***** The records

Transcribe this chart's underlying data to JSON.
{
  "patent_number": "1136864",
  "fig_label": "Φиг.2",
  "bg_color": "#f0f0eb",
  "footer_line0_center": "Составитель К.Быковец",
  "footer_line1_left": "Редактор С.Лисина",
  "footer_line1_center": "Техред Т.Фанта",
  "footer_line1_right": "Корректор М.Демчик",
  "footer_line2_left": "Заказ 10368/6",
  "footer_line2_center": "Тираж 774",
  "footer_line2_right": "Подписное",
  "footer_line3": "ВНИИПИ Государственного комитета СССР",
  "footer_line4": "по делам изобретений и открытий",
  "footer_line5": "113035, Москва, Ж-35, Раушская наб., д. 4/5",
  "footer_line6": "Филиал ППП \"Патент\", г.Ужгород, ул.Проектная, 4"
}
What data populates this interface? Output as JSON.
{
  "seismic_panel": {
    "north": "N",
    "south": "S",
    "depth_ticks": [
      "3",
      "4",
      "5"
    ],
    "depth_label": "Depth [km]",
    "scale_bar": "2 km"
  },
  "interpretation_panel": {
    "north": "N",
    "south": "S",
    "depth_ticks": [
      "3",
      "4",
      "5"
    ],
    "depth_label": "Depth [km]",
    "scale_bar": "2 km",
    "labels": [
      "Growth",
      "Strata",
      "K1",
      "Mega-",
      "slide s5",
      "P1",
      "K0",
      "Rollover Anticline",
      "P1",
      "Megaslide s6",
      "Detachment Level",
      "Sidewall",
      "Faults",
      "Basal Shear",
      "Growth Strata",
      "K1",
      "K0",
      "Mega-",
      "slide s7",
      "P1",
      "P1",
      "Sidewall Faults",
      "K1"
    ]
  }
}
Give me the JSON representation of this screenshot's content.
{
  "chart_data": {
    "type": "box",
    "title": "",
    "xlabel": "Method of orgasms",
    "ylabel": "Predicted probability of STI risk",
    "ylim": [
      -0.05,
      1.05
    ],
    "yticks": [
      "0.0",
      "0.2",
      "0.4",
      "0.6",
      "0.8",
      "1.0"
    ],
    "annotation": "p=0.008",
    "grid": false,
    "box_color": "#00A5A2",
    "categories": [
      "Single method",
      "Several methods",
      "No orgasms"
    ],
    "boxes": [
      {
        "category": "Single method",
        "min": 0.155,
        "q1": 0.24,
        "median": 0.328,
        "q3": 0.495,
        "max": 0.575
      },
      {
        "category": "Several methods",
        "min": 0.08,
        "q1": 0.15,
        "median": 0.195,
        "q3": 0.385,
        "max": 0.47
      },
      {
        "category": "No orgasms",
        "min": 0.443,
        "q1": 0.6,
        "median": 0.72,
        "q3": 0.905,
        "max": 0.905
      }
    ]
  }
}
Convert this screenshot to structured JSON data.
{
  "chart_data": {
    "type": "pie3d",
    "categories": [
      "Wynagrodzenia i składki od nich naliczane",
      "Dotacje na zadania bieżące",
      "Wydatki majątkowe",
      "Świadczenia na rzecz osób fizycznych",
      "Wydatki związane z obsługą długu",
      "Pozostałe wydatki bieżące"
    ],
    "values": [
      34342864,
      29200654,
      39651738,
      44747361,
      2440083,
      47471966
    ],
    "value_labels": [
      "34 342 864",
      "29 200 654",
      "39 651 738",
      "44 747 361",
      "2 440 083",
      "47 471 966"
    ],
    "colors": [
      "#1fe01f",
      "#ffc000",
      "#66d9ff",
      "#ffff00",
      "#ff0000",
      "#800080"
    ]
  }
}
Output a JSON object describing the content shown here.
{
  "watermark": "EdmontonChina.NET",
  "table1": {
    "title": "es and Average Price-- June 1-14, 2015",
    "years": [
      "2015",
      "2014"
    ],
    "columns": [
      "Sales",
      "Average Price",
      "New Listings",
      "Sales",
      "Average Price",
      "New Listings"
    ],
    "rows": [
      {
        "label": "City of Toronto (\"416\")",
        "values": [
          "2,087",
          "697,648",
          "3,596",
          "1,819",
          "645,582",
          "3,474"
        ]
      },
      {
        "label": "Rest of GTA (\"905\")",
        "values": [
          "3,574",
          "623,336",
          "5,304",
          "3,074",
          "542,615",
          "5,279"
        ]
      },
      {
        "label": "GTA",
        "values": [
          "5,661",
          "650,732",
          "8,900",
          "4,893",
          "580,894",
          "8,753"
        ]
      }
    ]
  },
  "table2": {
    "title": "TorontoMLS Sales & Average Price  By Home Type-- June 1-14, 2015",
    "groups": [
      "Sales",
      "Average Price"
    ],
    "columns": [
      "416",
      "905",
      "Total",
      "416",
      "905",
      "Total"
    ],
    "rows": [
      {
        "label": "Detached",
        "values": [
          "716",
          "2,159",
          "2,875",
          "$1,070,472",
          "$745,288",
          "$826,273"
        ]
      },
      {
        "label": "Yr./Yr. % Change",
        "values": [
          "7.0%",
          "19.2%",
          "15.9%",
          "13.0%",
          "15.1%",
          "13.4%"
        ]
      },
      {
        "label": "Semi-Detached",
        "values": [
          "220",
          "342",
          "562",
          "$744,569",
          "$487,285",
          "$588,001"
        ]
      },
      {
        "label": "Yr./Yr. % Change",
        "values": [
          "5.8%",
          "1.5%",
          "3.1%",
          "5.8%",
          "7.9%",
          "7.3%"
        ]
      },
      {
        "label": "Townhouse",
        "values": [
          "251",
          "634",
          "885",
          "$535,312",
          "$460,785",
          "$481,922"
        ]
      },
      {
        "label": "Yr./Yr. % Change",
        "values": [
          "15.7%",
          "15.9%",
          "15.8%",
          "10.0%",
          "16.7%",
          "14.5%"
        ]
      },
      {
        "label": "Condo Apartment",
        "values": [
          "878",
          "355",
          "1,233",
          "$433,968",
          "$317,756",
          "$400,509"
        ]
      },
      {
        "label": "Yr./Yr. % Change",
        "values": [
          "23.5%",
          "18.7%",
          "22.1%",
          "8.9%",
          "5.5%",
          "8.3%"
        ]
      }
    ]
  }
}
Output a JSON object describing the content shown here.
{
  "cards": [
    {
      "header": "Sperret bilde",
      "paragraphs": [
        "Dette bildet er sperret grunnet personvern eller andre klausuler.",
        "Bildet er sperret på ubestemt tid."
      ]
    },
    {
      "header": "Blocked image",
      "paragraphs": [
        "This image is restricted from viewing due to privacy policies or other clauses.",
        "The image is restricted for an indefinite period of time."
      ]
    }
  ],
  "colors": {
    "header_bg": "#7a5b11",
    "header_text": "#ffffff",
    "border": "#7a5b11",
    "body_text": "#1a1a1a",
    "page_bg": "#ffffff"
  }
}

**********

### What the exercise asks
Output every record above exactly as it appears.

### Complete output
Transcribe this chart's underlying data to JSON.
{
  "patent_number": "1136864",
  "fig_label": "Φиг.2",
  "bg_color": "#f0f0eb",
  "footer_line0_center": "Составитель К.Быковец",
  "footer_line1_left": "Редактор С.Лисина",
  "footer_line1_center": "Техред Т.Фанта",
  "footer_line1_right": "Корректор М.Демчик",
  "footer_line2_left": "Заказ 10368/6",
  "footer_line2_center": "Тираж 774",
  "footer_line2_right": "Подписное",
  "footer_line3": "ВНИИПИ Государственного комитета СССР",
  "footer_line4": "по делам изобретений и открытий",
  "footer_line5": "113035, Москва, Ж-35, Раушская наб., д. 4/5",
  "footer_line6": "Филиал ППП \"Патент\", г.Ужгород, ул.Проектная, 4"
}
What data populates this interface? Output as JSON.
{
  "seismic_panel": {
    "north": "N",
    "south": "S",
    "depth_ticks": [
      "3",
      "4",
      "5"
    ],
    "depth_label": "Depth [km]",
    "scale_bar": "2 km"
  },
  "interpretation_panel": {
    "north": "N",
    "south": "S",
    "depth_ticks": [
      "3",
      "4",
      "5"
    ],
    "depth_label": "Depth [km]",
    "scale_bar": "2 km",
    "labels": [
      "Growth",
      "Strata",
      "K1",
      "Mega-",
      "slide s5",
      "P1",
      "K0",
      "Rollover Anticline",
      "P1",
      "Megaslide s6",
      "Detachment Level",
      "Sidewall",
      "Faults",
      "Basal Shear",
      "Growth Strata",
      "K1",
      "K0",
      "Mega-",
      "slide s7",
      "P1",
      "P1",
      "Sidewall Faults",
      "K1"
    ]
  }
}
Give me the JSON representation of this screenshot's content.
{
  "chart_data": {
    "type": "box",
    "title": "",
    "xlabel": "Method of orgasms",
    "ylabel": "Predicted probability of STI risk",
    "ylim": [
      -0.05,
      1.05
    ],
    "yticks": [
      "0.0",
      "0.2",
      "0.4",
      "0.6",
      "0.8",
      "1.0"
    ],
    "annotation": "p=0.008",
    "grid": false,
    "box_color": "#00A5A2",
    "categories": [
      "Single method",
      "Several methods",
      "No orgasms"
    ],
    "boxes": [
      {
        "category": "Single method",
        "min": 0.155,
        "q1": 0.24,
        "median": 0.328,
        "q3": 0.495,
        "max": 0.575
      },
      {
        "category": "Several methods",
        "min": 0.08,
        "q1": 0.15,
        "median": 0.195,
        "q3": 0.385,
        "max": 0.47
      },
      {
        "category": "No orgasms",
        "min": 0.443,
        "q1": 0.6,
        "median": 0.72,
        "q3": 0.905,
        "max": 0.905
      }
    ]
  }
}
Convert this screenshot to structured JSON data.
{
  "chart_data": {
    "type": "pie3d",
    "categories": [
      "Wynagrodzenia i składki od nich naliczane",
      "Dotacje na zadania bieżące",
      "Wydatki majątkowe",
      "Świadczenia na rzecz osób fizycznych",
      "Wydatki związane z obsługą długu",
      "Pozostałe wydatki bieżące"
    ],
    "values": [
      34342864,
      29200654,
      39651738,
      44747361,
      2440083,
      47471966
    ],
    "value_labels": [
      "34 342 864",
      "29 200 654",
      "39 651 738",
      "44 747 361",
      "2 440 083",
      "47 471 966"
    ],
    "colors": [
      "#1fe01f",
      "#ffc000",
      "#66d9ff",
      "#ffff00",
      "#ff0000",
      "#800080"
    ]
  }
}
Output a JSON object describing the content shown here.
{
  "watermark": "EdmontonChina.NET",
  "table1": {
    "title": "es and Average Price-- June 1-14, 2015",
    "years": [
      "2015",
      "2014"
    ],
    "columns": [
      "Sales",
      "Average Price",
      "New Listings",
      "Sales",
      "Average Price",
      "New Listings"
    ],
    "rows": [
      {
        "label": "City of Toronto (\"416\")",
        "values": [
          "2,087",
          "697,648",
          "3,596",
          "1,819",
          "645,582",
          "3,474"
        ]
      },
      {
        "label": "Rest of GTA (\"905\")",
        "values": [
          "3,574",
          "623,336",
          "5,304",
          "3,074",
          "542,615",
          "5,279"
        ]
      },
      {
        "label": "GTA",
        "values": [
          "5,661",
          "650,732",
          "8,900",
          "4,893",
          "580,894",
          "8,753"
        ]
      }
    ]
  },
  "table2": {
    "title": "TorontoMLS Sales & Average Price  By Home Type-- June 1-14, 2015",
    "groups": [
      "Sales",
      "Average Price"
    ],
    "columns": [
      "416",
      "905",
      "Total",
      "416",
      "905",
      "Total"
    ],
    "rows": [
      {
        "label": "Detached",
        "values": [
          "716",
          "2,159",
          "2,875",
          "$1,070,472",
          "$745,288",
          "$826,273"
        ]
      },
      {
        "label": "Yr./Yr. % Change",
        "values": [
          "7.0%",
          "19.2%",
          "15.9%",
          "13.0%",
          "15.1%",
          "13.4%"
        ]
      },
      {
        "label": "Semi-Detached",
        "values": [
          "220",
          "342",
          "562",
          "$744,569",
          "$487,285",
          "$588,001"
        ]
      },
      {
        "label": "Yr./Yr. % Change",
        "values": [
          "5.8%",
          "1.5%",
          "3.1%",
          "5.8%",
          "7.9%",
          "7.3%"
        ]
      },
      {
        "label": "Townhouse",
        "values": [
          "251",
          "634",
          "885",
          "$535,312",
          "$460,785",
          "$481,922"
        ]
      },
      {
        "label": "Yr./Yr. % Change",
        "values": [
          "15.7%",
          "15.9%",
          "15.8%",
          "10.0%",
          "16.7%",
          "14.5%"
        ]
      },
      {
        "label": "Condo Apartment",
        "values": [
          "878",
          "355",
          "1,233",
          "$433,968",
          "$317,756",
          "$400,509"
        ]
      },
      {
        "label": "Yr./Yr. % Change",
        "values": [
          "23.5%",
          "18.7%",
          "22.1%",
          "8.9%",
          "5.5%",
          "8.3%"
        ]
      }
    ]
  }
}
Output a JSON object describing the content shown here.
{
  "cards": [
    {
      "header": "Sperret bilde",
      "paragraphs": [
        "Dette bildet er sperret grunnet personvern eller andre klausuler.",
        "Bildet er sperret på ubestemt tid."
      ]
    },
    {
      "header": "Blocked image",
      "paragraphs": [
        "This image is restricted from viewing due to privacy policies or other clauses.",
        "The image is restricted for an indefinite period of time."
      ]
    }
  ],
  "colors": {
    "header_bg": "#7a5b11",
    "header_text": "#ffffff",
    "border": "#7a5b11",
    "body_text": "#1a1a1a",
    "page_bg": "#ffffff"
  }
}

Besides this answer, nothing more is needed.